▶ _Your instructions_: All records are to be retyped faithfully and completely.

▶ _Entries_:
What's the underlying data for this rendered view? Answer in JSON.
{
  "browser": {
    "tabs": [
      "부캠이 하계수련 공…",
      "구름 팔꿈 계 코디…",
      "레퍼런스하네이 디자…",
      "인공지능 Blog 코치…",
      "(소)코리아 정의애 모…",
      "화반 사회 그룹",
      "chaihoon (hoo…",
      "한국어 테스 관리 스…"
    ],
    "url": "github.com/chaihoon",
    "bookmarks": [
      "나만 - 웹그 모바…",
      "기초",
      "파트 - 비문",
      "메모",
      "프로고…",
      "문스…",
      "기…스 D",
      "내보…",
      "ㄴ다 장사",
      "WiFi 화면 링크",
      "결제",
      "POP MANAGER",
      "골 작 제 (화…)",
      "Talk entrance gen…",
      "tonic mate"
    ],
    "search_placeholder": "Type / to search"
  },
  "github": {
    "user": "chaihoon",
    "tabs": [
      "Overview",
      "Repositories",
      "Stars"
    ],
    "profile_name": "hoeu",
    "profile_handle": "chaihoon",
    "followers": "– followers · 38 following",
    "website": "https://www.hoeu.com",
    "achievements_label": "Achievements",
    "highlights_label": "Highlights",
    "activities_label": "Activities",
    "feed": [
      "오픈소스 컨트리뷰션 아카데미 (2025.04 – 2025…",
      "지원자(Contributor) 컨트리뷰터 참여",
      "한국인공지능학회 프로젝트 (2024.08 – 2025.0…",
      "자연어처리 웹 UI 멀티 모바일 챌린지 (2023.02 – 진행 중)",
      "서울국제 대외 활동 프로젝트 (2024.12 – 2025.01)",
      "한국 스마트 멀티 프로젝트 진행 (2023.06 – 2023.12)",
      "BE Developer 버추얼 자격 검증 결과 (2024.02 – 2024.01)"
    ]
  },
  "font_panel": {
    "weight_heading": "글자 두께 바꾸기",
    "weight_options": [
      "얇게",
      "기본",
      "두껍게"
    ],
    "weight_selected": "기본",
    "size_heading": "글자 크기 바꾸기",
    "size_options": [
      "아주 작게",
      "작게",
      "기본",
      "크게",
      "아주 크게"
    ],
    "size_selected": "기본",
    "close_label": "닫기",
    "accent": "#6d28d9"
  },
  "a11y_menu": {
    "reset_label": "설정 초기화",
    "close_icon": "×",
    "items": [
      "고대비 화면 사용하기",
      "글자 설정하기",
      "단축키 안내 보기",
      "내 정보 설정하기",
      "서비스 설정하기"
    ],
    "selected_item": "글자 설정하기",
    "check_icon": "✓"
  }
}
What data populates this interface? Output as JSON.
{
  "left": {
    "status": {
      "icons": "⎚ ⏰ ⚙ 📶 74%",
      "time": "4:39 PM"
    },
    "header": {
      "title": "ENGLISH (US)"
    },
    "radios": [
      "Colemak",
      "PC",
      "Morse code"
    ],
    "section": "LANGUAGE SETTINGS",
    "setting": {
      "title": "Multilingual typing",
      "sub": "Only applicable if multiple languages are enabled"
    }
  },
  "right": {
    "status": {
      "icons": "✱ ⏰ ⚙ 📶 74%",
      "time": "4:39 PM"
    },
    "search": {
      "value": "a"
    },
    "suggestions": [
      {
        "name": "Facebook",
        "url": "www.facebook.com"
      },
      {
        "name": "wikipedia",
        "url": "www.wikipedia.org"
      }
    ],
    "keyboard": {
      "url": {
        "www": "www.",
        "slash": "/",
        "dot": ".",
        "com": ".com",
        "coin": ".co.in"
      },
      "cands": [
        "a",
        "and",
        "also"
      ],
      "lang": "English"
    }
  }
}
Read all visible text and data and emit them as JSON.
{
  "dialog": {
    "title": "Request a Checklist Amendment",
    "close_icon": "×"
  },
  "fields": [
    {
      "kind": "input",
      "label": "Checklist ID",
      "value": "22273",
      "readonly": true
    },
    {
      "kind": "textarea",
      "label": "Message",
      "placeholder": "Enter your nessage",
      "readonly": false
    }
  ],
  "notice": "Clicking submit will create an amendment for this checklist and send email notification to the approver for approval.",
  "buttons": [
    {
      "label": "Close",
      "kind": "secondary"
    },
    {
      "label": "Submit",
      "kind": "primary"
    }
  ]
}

▶ _Answer_:
What's the underlying data for this rendered view? Answer in JSON.
{
  "browser": {
    "tabs": [
      "부캠이 하계수련 공…",
      "구름 팔꿈 계 코디…",
      "레퍼런스하네이 디자…",
      "인공지능 Blog 코치…",
      "(소)코리아 정의애 모…",
      "화반 사회 그룹",
      "chaihoon (hoo…",
      "한국어 테스 관리 스…"
    ],
    "url": "github.com/chaihoon",
    "bookmarks": [
      "나만 - 웹그 모바…",
      "기초",
      "파트 - 비문",
      "메모",
      "프로고…",
      "문스…",
      "기…스 D",
      "내보…",
      "ㄴ다 장사",
      "WiFi 화면 링크",
      "결제",
      "POP MANAGER",
      "골 작 제 (화…)",
      "Talk entrance gen…",
      "tonic mate"
    ],
    "search_placeholder": "Type / to search"
  },
  "github": {
    "user": "chaihoon",
    "tabs": [
      "Overview",
      "Repositories",
      "Stars"
    ],
    "profile_name": "hoeu",
    "profile_handle": "chaihoon",
    "followers": "– followers · 38 following",
    "website": "https://www.hoeu.com",
    "achievements_label": "Achievements",
    "highlights_label": "Highlights",
    "activities_label": "Activities",
    "feed": [
      "오픈소스 컨트리뷰션 아카데미 (2025.04 – 2025…",
      "지원자(Contributor) 컨트리뷰터 참여",
      "한국인공지능학회 프로젝트 (2024.08 – 2025.0…",
      "자연어처리 웹 UI 멀티 모바일 챌린지 (2023.02 – 진행 중)",
      "서울국제 대외 활동 프로젝트 (2024.12 – 2025.01)",
      "한국 스마트 멀티 프로젝트 진행 (2023.06 – 2023.12)",
      "BE Developer 버추얼 자격 검증 결과 (2024.02 – 2024.01)"
    ]
  },
  "font_panel": {
    "weight_heading": "글자 두께 바꾸기",
    "weight_options": [
      "얇게",
      "기본",
      "두껍게"
    ],
    "weight_selected": "기본",
    "size_heading": "글자 크기 바꾸기",
    "size_options": [
      "아주 작게",
      "작게",
      "기본",
      "크게",
      "아주 크게"
    ],
    "size_selected": "기본",
    "close_label": "닫기",
    "accent": "#6d28d9"
  },
  "a11y_menu": {
    "reset_label": "설정 초기화",
    "close_icon": "×",
    "items": [
      "고대비 화면 사용하기",
      "글자 설정하기",
      "단축키 안내 보기",
      "내 정보 설정하기",
      "서비스 설정하기"
    ],
    "selected_item": "글자 설정하기",
    "check_icon": "✓"
  }
}
What data populates this interface? Output as JSON.
{
  "left": {
    "status": {
      "icons": "⎚ ⏰ ⚙ 📶 74%",
      "time": "4:39 PM"
    },
    "header": {
      "title": "ENGLISH (US)"
    },
    "radios": [
      "Colemak",
      "PC",
      "Morse code"
    ],
    "section": "LANGUAGE SETTINGS",
    "setting": {
      "title": "Multilingual typing",
      "sub": "Only applicable if multiple languages are enabled"
    }
  },
  "right": {
    "status": {
      "icons": "✱ ⏰ ⚙ 📶 74%",
      "time": "4:39 PM"
    },
    "search": {
      "value": "a"
    },
    "suggestions": [
      {
        "name": "Facebook",
        "url": "www.facebook.com"
      },
      {
        "name": "wikipedia",
        "url": "www.wikipedia.org"
      }
    ],
    "keyboard": {
      "url": {
        "www": "www.",
        "slash": "/",
        "dot": ".",
        "com": ".com",
        "coin": ".co.in"
      },
      "cands": [
        "a",
        "and",
        "also"
      ],
      "lang": "English"
    }
  }
}
Read all visible text and data and emit them as JSON.
{
  "dialog": {
    "title": "Request a Checklist Amendment",
    "close_icon": "×"
  },
  "fields": [
    {
      "kind": "input",
      "label": "Checklist ID",
      "value": "22273",
      "readonly": true
    },
    {
      "kind": "textarea",
      "label": "Message",
      "placeholder": "Enter your nessage",
      "readonly": false
    }
  ],
  "notice": "Clicking submit will create an amendment for this checklist and send email notification to the approver for approval.",
  "buttons": [
    {
      "label": "Close",
      "kind": "secondary"
    },
    {
      "label": "Submit",
      "kind": "primary"
    }
  ]
}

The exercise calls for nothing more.